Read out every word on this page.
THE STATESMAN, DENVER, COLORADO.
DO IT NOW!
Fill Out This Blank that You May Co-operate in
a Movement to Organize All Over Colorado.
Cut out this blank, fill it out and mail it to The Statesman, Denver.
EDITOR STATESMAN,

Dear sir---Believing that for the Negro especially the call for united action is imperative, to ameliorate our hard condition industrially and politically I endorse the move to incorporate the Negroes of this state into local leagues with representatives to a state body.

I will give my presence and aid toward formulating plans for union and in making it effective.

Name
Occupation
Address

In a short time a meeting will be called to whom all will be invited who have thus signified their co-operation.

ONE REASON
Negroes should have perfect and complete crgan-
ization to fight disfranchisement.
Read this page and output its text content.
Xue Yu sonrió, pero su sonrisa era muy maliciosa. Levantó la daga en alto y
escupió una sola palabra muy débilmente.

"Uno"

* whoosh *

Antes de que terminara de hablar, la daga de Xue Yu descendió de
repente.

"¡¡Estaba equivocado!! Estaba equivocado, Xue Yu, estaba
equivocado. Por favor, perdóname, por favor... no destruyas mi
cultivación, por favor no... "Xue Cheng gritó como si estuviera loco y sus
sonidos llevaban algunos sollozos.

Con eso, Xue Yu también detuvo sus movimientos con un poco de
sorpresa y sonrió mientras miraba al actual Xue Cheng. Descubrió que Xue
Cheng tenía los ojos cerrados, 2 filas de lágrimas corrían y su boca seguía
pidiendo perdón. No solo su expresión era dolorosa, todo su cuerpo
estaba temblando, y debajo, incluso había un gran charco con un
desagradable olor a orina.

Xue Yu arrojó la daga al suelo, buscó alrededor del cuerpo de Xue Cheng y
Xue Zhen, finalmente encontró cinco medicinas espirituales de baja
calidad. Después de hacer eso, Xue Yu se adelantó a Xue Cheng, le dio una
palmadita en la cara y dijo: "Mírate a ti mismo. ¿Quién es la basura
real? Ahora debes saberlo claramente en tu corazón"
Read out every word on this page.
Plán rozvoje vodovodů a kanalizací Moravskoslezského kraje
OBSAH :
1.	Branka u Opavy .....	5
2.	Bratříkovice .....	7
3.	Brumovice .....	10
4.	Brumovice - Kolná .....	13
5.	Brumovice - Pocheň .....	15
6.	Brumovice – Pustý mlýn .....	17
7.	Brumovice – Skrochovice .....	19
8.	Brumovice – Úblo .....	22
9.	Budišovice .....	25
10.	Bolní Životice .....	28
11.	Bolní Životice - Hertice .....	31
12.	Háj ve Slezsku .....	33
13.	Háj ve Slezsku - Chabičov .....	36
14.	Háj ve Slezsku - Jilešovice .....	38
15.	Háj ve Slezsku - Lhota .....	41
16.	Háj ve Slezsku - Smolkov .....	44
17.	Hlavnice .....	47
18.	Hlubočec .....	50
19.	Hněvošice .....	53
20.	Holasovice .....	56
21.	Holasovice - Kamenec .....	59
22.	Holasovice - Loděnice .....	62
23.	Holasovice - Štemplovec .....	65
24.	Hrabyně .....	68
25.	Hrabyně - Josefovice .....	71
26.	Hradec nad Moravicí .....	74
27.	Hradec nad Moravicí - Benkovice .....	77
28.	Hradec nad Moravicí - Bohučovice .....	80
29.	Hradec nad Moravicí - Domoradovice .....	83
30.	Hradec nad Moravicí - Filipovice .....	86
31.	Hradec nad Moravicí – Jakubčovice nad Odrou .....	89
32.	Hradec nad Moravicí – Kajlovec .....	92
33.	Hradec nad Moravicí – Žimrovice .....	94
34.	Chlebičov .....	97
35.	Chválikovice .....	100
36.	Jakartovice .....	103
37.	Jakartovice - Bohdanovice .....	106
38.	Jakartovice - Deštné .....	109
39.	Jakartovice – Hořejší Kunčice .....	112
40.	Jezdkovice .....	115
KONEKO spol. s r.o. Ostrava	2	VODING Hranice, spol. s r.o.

### What the task asks
Show every line where the string "Moravicí" appears.

### Exercise result
26.	Hradec nad Moravicí .....	74
27.	Hradec nad Moravicí - Benkovice .....	77
28.	Hradec nad Moravicí - Bohučovice .....	80
29.	Hradec nad Moravicí - Domoradovice .....	83
30.	Hradec nad Moravicí - Filipovice .....	86
31.	Hradec nad Moravicí – Jakubčovice nad Odrou .....	89
32.	Hradec nad Moravicí – Kajlovec .....	92
33.	Hradec nad Moravicí – Žimrovice .....	94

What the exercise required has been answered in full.